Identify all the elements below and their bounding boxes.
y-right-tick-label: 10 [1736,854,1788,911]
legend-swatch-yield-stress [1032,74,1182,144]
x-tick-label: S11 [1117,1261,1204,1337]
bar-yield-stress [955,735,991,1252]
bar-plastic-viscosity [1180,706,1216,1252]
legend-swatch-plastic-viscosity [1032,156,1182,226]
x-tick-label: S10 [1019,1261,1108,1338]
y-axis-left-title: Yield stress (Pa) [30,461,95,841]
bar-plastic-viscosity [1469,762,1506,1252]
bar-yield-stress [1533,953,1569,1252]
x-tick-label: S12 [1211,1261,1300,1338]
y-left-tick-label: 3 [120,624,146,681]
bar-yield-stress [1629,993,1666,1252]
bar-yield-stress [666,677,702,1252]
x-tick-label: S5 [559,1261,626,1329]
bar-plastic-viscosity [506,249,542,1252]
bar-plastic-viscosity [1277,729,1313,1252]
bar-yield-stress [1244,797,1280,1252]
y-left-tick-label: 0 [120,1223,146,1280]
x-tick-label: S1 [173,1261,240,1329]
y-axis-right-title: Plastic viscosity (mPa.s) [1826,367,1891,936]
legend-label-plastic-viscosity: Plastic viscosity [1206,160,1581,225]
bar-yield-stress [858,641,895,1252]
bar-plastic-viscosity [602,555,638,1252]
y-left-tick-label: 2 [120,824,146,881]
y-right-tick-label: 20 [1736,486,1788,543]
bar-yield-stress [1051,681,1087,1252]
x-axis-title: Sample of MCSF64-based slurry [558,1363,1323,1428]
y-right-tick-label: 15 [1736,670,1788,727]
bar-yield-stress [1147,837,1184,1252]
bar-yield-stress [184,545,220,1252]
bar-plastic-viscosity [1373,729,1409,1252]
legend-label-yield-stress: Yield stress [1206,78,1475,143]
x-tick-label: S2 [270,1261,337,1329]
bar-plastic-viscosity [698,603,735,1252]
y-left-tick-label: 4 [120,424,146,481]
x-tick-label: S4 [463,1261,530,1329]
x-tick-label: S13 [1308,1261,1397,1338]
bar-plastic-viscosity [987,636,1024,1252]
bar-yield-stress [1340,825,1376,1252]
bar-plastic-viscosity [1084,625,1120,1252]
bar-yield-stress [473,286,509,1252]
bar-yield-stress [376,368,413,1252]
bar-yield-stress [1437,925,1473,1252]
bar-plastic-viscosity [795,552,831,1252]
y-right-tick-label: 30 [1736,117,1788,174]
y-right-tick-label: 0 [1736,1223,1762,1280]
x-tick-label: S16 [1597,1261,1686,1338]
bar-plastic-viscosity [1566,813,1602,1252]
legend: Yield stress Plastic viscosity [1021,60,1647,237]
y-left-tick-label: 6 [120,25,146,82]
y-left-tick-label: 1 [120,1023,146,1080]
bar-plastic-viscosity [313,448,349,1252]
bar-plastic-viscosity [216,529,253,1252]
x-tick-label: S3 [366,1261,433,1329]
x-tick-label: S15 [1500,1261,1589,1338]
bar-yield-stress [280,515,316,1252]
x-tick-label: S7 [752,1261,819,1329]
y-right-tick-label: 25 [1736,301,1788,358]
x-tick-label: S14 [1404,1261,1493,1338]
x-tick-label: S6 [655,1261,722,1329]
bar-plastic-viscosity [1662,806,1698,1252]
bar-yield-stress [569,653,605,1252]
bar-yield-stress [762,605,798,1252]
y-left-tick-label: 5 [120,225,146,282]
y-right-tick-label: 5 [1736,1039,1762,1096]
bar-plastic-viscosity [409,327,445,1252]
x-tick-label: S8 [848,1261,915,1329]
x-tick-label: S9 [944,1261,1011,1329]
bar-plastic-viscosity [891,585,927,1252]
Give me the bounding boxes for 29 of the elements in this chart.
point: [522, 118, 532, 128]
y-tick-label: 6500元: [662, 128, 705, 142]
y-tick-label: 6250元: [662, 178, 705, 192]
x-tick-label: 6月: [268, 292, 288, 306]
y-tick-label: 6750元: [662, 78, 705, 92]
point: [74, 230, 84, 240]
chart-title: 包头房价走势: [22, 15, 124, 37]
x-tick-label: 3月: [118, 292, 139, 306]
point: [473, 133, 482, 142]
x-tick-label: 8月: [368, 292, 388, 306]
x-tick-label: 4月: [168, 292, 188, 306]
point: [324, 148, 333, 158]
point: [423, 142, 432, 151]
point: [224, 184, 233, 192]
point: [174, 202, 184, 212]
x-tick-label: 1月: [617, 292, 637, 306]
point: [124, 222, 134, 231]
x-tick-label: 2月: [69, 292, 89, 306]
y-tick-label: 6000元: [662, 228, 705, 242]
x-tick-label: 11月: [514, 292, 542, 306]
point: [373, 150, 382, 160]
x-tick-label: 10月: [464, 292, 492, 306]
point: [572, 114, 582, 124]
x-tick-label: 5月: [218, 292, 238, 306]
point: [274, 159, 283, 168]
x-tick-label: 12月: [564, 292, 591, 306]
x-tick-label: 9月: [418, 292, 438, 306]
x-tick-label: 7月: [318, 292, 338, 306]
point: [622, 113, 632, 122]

++++

Copy all of the rows above word for word, keeping every line as it appears.

**Solution for this exercise**
Identify all the elements below and their bounding boxes.
y-right-tick-label: 10 [1736,854,1788,911]
legend-swatch-yield-stress [1032,74,1182,144]
x-tick-label: S11 [1117,1261,1204,1337]
bar-yield-stress [955,735,991,1252]
bar-plastic-viscosity [1180,706,1216,1252]
legend-swatch-plastic-viscosity [1032,156,1182,226]
x-tick-label: S10 [1019,1261,1108,1338]
y-axis-left-title: Yield stress (Pa) [30,461,95,841]
bar-plastic-viscosity [1469,762,1506,1252]
bar-yield-stress [1533,953,1569,1252]
x-tick-label: S12 [1211,1261,1300,1338]
y-left-tick-label: 3 [120,624,146,681]
bar-yield-stress [1629,993,1666,1252]
bar-yield-stress [666,677,702,1252]
x-tick-label: S5 [559,1261,626,1329]
bar-plastic-viscosity [506,249,542,1252]
bar-plastic-viscosity [1277,729,1313,1252]
bar-yield-stress [1244,797,1280,1252]
y-left-tick-label: 0 [120,1223,146,1280]
x-tick-label: S1 [173,1261,240,1329]
y-axis-right-title: Plastic viscosity (mPa.s) [1826,367,1891,936]
legend-label-plastic-viscosity: Plastic viscosity [1206,160,1581,225]
bar-yield-stress [858,641,895,1252]
bar-plastic-viscosity [602,555,638,1252]
y-left-tick-label: 2 [120,824,146,881]
y-right-tick-label: 20 [1736,486,1788,543]
bar-yield-stress [1051,681,1087,1252]
x-axis-title: Sample of MCSF64-based slurry [558,1363,1323,1428]
y-right-tick-label: 15 [1736,670,1788,727]
bar-yield-stress [1147,837,1184,1252]
bar-yield-stress [184,545,220,1252]
bar-plastic-viscosity [1373,729,1409,1252]
legend-label-yield-stress: Yield stress [1206,78,1475,143]
x-tick-label: S2 [270,1261,337,1329]
bar-plastic-viscosity [698,603,735,1252]
y-left-tick-label: 4 [120,424,146,481]
x-tick-label: S4 [463,1261,530,1329]
x-tick-label: S13 [1308,1261,1397,1338]
bar-plastic-viscosity [987,636,1024,1252]
bar-yield-stress [1340,825,1376,1252]
bar-plastic-viscosity [1084,625,1120,1252]
bar-yield-stress [473,286,509,1252]
bar-yield-stress [376,368,413,1252]
bar-yield-stress [1437,925,1473,1252]
bar-plastic-viscosity [795,552,831,1252]
y-right-tick-label: 30 [1736,117,1788,174]
y-right-tick-label: 0 [1736,1223,1762,1280]
x-tick-label: S16 [1597,1261,1686,1338]
bar-plastic-viscosity [1566,813,1602,1252]
legend: Yield stress Plastic viscosity [1021,60,1647,237]
y-left-tick-label: 6 [120,25,146,82]
y-left-tick-label: 1 [120,1023,146,1080]
bar-plastic-viscosity [313,448,349,1252]
bar-plastic-viscosity [216,529,253,1252]
x-tick-label: S3 [366,1261,433,1329]
x-tick-label: S15 [1500,1261,1589,1338]
bar-yield-stress [280,515,316,1252]
x-tick-label: S7 [752,1261,819,1329]
y-right-tick-label: 25 [1736,301,1788,358]
x-tick-label: S14 [1404,1261,1493,1338]
x-tick-label: S6 [655,1261,722,1329]
bar-plastic-viscosity [1662,806,1698,1252]
bar-yield-stress [569,653,605,1252]
bar-yield-stress [762,605,798,1252]
y-left-tick-label: 5 [120,225,146,282]
y-right-tick-label: 5 [1736,1039,1762,1096]
bar-plastic-viscosity [409,327,445,1252]
x-tick-label: S8 [848,1261,915,1329]
x-tick-label: S9 [944,1261,1011,1329]
bar-plastic-viscosity [891,585,927,1252]
Give me the bounding boxes for 29 of the elements in this chart.
point: [522, 118, 532, 128]
y-tick-label: 6500元: [662, 128, 705, 142]
y-tick-label: 6250元: [662, 178, 705, 192]
x-tick-label: 6月: [268, 292, 288, 306]
y-tick-label: 6750元: [662, 78, 705, 92]
point: [74, 230, 84, 240]
chart-title: 包头房价走势: [22, 15, 124, 37]
x-tick-label: 3月: [118, 292, 139, 306]
point: [473, 133, 482, 142]
x-tick-label: 8月: [368, 292, 388, 306]
x-tick-label: 4月: [168, 292, 188, 306]
point: [324, 148, 333, 158]
point: [423, 142, 432, 151]
point: [224, 184, 233, 192]
point: [174, 202, 184, 212]
x-tick-label: 1月: [617, 292, 637, 306]
point: [124, 222, 134, 231]
x-tick-label: 2月: [69, 292, 89, 306]
y-tick-label: 6000元: [662, 228, 705, 242]
x-tick-label: 11月: [514, 292, 542, 306]
point: [373, 150, 382, 160]
x-tick-label: 10月: [464, 292, 492, 306]
point: [572, 114, 582, 124]
x-tick-label: 5月: [218, 292, 238, 306]
point: [274, 159, 283, 168]
x-tick-label: 12月: [564, 292, 591, 306]
x-tick-label: 9月: [418, 292, 438, 306]
x-tick-label: 7月: [318, 292, 338, 306]
point: [622, 113, 632, 122]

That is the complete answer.